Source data
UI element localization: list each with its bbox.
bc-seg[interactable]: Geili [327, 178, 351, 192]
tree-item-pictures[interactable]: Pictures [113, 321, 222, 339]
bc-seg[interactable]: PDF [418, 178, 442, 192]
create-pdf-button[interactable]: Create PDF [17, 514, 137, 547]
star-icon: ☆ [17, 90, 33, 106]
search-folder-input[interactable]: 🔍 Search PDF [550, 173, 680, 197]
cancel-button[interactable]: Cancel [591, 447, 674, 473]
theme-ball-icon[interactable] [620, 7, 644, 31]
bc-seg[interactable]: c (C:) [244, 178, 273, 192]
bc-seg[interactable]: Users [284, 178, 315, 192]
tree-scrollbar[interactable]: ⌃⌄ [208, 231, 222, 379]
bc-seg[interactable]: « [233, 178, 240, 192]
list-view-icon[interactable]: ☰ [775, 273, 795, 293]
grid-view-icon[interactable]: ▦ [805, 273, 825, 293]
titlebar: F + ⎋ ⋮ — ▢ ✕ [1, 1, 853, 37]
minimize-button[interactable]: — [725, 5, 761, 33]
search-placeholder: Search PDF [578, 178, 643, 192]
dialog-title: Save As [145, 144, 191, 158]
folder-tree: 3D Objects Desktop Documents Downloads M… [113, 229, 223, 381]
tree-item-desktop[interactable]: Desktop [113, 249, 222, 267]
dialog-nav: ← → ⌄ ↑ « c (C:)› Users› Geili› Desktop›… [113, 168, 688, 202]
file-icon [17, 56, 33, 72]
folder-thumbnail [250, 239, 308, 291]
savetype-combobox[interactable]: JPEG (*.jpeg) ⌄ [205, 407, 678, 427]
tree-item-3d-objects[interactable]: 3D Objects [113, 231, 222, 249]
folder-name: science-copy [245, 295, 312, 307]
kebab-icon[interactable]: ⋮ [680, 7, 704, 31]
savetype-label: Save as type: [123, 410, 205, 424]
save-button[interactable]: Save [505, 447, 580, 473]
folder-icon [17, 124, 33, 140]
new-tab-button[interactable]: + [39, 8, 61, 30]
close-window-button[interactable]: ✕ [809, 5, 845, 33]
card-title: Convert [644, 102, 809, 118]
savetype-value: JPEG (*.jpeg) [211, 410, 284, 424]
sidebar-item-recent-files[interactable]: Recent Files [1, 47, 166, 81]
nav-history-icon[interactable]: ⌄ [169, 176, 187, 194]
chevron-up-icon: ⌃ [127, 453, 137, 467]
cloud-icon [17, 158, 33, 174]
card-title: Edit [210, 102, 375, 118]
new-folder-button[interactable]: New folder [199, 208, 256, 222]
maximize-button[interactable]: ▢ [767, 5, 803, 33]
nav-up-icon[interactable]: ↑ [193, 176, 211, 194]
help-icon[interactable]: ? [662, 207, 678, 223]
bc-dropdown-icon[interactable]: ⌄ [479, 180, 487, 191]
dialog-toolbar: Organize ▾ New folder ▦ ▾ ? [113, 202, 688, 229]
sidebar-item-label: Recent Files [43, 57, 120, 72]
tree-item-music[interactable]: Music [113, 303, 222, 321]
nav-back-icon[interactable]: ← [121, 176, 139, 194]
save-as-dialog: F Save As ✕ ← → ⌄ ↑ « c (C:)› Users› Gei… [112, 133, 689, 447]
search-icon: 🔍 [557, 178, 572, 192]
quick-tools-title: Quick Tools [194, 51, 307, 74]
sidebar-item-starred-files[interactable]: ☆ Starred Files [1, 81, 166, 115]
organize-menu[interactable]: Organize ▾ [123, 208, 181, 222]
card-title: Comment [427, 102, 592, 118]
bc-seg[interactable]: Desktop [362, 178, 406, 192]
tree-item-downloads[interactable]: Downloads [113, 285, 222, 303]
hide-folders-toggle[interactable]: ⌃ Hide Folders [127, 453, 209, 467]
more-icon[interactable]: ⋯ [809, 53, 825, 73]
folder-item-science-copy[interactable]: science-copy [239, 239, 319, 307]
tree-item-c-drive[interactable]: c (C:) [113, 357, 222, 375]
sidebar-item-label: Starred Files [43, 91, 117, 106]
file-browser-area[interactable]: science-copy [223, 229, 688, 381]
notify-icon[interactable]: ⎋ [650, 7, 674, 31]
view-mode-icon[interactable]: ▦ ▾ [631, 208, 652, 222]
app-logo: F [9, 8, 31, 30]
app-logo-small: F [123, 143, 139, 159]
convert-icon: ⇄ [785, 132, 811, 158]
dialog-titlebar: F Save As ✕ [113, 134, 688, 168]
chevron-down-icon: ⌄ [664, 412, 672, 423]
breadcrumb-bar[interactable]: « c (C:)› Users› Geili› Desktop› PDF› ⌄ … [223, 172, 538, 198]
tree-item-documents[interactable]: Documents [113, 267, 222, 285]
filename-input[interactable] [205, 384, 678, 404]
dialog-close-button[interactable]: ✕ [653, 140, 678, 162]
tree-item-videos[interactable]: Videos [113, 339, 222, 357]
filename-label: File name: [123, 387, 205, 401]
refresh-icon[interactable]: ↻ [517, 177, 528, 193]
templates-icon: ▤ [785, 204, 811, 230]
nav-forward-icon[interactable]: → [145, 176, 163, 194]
---
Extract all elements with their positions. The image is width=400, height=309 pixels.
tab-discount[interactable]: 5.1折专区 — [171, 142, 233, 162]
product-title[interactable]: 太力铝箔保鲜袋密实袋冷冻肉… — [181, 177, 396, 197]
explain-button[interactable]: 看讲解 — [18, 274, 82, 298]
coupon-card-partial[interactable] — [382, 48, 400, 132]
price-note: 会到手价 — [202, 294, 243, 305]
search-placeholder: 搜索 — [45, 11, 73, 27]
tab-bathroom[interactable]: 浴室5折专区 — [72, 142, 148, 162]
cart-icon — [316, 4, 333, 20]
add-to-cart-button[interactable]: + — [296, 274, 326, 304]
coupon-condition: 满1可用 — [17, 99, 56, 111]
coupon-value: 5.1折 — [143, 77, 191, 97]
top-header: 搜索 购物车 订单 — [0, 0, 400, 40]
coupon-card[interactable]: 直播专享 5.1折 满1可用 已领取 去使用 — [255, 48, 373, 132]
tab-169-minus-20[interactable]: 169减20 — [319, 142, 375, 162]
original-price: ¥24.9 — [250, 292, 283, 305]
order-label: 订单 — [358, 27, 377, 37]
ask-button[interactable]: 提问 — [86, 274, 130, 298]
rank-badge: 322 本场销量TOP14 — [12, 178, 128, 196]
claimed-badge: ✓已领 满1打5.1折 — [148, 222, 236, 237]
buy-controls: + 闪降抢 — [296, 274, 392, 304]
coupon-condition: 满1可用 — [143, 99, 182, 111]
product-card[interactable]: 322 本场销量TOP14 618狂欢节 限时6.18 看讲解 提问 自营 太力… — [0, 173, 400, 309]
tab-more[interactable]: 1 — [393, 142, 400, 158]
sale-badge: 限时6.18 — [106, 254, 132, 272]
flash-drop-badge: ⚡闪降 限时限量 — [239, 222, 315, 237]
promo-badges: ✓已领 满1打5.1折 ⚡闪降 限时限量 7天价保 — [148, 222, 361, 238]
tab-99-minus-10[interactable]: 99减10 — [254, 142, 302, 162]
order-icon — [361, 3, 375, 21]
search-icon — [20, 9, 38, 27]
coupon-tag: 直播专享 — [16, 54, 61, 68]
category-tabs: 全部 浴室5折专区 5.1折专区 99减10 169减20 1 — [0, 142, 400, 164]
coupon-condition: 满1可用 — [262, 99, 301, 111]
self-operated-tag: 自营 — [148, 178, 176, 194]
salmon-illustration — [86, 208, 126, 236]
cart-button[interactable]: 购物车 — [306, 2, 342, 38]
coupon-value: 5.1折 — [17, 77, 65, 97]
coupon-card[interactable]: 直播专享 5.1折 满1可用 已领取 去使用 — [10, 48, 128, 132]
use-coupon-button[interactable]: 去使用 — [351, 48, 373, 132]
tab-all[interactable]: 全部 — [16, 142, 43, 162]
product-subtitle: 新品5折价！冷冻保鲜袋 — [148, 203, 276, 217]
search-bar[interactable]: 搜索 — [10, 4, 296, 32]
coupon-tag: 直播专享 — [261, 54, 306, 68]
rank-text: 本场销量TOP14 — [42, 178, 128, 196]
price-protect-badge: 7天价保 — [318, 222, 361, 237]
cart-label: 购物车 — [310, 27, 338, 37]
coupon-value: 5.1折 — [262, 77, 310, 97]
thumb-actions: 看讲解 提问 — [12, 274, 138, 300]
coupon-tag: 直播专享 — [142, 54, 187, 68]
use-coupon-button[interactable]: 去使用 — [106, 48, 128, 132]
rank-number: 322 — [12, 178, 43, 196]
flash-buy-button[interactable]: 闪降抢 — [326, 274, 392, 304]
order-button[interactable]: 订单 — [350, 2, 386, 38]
--
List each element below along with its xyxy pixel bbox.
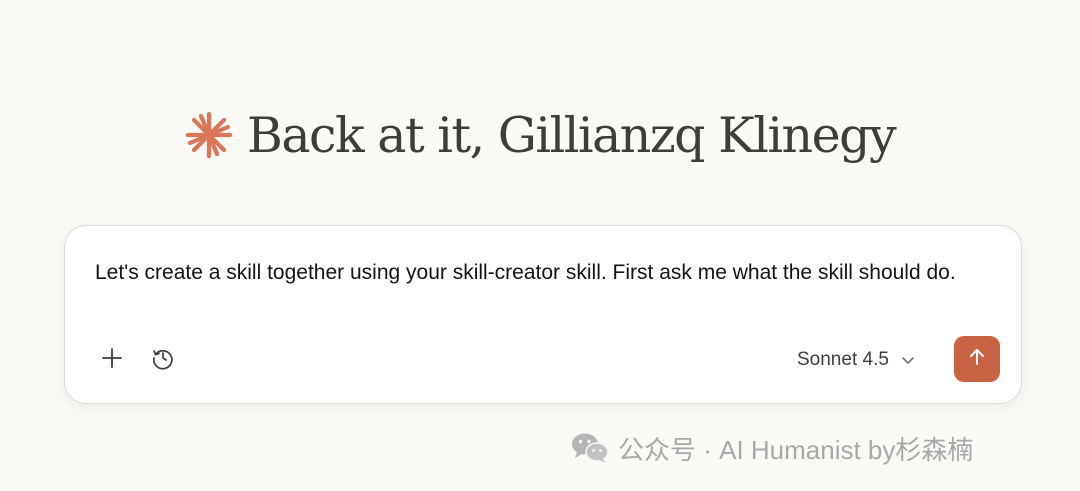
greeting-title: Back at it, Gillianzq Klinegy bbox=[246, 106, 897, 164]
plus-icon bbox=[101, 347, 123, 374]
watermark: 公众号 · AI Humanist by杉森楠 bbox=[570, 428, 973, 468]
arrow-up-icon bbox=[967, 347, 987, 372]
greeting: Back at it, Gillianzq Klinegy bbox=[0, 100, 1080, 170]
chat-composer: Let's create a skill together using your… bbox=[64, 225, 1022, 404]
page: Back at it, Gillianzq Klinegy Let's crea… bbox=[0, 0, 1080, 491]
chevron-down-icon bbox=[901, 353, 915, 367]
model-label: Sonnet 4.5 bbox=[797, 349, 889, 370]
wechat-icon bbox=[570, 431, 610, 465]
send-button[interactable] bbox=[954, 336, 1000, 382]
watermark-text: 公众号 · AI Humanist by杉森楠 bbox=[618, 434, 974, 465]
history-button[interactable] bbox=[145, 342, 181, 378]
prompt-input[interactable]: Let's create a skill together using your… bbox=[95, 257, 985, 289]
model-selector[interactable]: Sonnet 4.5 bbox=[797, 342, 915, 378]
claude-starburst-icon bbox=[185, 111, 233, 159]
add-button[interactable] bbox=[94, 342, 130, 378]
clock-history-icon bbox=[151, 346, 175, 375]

> **WHAT THE TASK REQUIRES**: Turn the data between the lines holding "greeting-title: Back at" and "clock-history-icon bbox=[151, 346, 175, 375]", inclusive, into a numbered list, leaving out any blank lines.

> **EXERCISE SOLUTION**:
1. greeting-title: Back at it, Gillianzq Klinegy bbox=[246, 106, 897, 164]
2. plus-icon bbox=[101, 347, 123, 374]
3. watermark: 公众号 · AI Humanist by杉森楠 bbox=[570, 428, 973, 468]
4. arrow-up-icon bbox=[967, 347, 987, 372]
5. greeting: Back at it, Gillianzq Klinegy bbox=[0, 100, 1080, 170]
6. chat-composer: Let's create a skill together using your… bbox=[64, 225, 1022, 404]
7. page: Back at it, Gillianzq Klinegy Let's crea… bbox=[0, 0, 1080, 491]
8. chevron-down-icon bbox=[901, 353, 915, 367]
9. model-label: Sonnet 4.5 bbox=[797, 349, 889, 370]
10. wechat-icon bbox=[570, 431, 610, 465]
11. send-button[interactable] bbox=[954, 336, 1000, 382]
12. watermark-text: 公众号 · AI Humanist by杉森楠 bbox=[618, 434, 974, 465]
13. history-button[interactable] bbox=[145, 342, 181, 378]
14. prompt-input[interactable]: Let's create a skill together using your… bbox=[95, 257, 985, 289]
15. model-selector[interactable]: Sonnet 4.5 bbox=[797, 342, 915, 378]
16. claude-starburst-icon bbox=[185, 111, 233, 159]
17. add-button[interactable] bbox=[94, 342, 130, 378]
18. clock-history-icon bbox=[151, 346, 175, 375]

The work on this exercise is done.